#### Instructions for the task:
The listing beneath should be written out in full, exactly as shown.

(Figure collection entries)
** begin **

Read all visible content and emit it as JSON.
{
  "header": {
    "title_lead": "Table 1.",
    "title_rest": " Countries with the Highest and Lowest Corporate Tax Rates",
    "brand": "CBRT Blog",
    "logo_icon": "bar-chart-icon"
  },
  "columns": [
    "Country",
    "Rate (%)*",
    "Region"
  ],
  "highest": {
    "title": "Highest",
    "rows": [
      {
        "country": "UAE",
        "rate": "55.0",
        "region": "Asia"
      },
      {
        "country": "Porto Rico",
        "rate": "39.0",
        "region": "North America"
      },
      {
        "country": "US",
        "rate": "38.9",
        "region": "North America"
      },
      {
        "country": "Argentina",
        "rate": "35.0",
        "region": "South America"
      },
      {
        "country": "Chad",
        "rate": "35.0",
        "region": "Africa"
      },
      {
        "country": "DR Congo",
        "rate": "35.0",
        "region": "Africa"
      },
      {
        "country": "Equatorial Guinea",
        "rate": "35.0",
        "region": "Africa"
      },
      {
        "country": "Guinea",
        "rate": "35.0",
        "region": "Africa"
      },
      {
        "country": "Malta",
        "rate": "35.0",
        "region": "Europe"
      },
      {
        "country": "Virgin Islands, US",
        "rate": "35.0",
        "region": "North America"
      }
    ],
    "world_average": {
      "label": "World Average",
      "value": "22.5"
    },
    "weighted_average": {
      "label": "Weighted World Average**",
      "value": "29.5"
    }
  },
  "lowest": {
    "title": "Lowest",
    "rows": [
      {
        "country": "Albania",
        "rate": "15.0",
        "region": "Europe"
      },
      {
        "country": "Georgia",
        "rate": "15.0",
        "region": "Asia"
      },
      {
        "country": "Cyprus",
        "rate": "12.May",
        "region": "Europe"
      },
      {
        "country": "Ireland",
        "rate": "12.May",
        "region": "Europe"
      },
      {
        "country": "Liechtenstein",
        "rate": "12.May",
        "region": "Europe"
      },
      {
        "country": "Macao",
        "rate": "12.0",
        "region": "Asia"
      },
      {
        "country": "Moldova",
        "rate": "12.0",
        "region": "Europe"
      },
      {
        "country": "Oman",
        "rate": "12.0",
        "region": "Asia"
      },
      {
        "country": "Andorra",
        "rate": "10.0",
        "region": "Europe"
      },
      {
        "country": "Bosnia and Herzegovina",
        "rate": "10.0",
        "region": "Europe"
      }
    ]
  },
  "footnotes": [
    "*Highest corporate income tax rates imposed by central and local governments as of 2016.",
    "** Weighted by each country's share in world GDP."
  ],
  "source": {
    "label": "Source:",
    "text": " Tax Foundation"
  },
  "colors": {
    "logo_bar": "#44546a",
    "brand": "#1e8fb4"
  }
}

** end **

#### Written solution:
Read all visible content and emit it as JSON.
{
  "header": {
    "title_lead": "Table 1.",
    "title_rest": " Countries with the Highest and Lowest Corporate Tax Rates",
    "brand": "CBRT Blog",
    "logo_icon": "bar-chart-icon"
  },
  "columns": [
    "Country",
    "Rate (%)*",
    "Region"
  ],
  "highest": {
    "title": "Highest",
    "rows": [
      {
        "country": "UAE",
        "rate": "55.0",
        "region": "Asia"
      },
      {
        "country": "Porto Rico",
        "rate": "39.0",
        "region": "North America"
      },
      {
        "country": "US",
        "rate": "38.9",
        "region": "North America"
      },
      {
        "country": "Argentina",
        "rate": "35.0",
        "region": "South America"
      },
      {
        "country": "Chad",
        "rate": "35.0",
        "region": "Africa"
      },
      {
        "country": "DR Congo",
        "rate": "35.0",
        "region": "Africa"
      },
      {
        "country": "Equatorial Guinea",
        "rate": "35.0",
        "region": "Africa"
      },
      {
        "country": "Guinea",
        "rate": "35.0",
        "region": "Africa"
      },
      {
        "country": "Malta",
        "rate": "35.0",
        "region": "Europe"
      },
      {
        "country": "Virgin Islands, US",
        "rate": "35.0",
        "region": "North America"
      }
    ],
    "world_average": {
      "label": "World Average",
      "value": "22.5"
    },
    "weighted_average": {
      "label": "Weighted World Average**",
      "value": "29.5"
    }
  },
  "lowest": {
    "title": "Lowest",
    "rows": [
      {
        "country": "Albania",
        "rate": "15.0",
        "region": "Europe"
      },
      {
        "country": "Georgia",
        "rate": "15.0",
        "region": "Asia"
      },
      {
        "country": "Cyprus",
        "rate": "12.May",
        "region": "Europe"
      },
      {
        "country": "Ireland",
        "rate": "12.May",
        "region": "Europe"
      },
      {
        "country": "Liechtenstein",
        "rate": "12.May",
        "region": "Europe"
      },
      {
        "country": "Macao",
        "rate": "12.0",
        "region": "Asia"
      },
      {
        "country": "Moldova",
        "rate": "12.0",
        "region": "Europe"
      },
      {
        "country": "Oman",
        "rate": "12.0",
        "region": "Asia"
      },
      {
        "country": "Andorra",
        "rate": "10.0",
        "region": "Europe"
      },
      {
        "country": "Bosnia and Herzegovina",
        "rate": "10.0",
        "region": "Europe"
      }
    ]
  },
  "footnotes": [
    "*Highest corporate income tax rates imposed by central and local governments as of 2016.",
    "** Weighted by each country's share in world GDP."
  ],
  "source": {
    "label": "Source:",
    "text": " Tax Foundation"
  },
  "colors": {
    "logo_bar": "#44546a",
    "brand": "#1e8fb4"
  }
}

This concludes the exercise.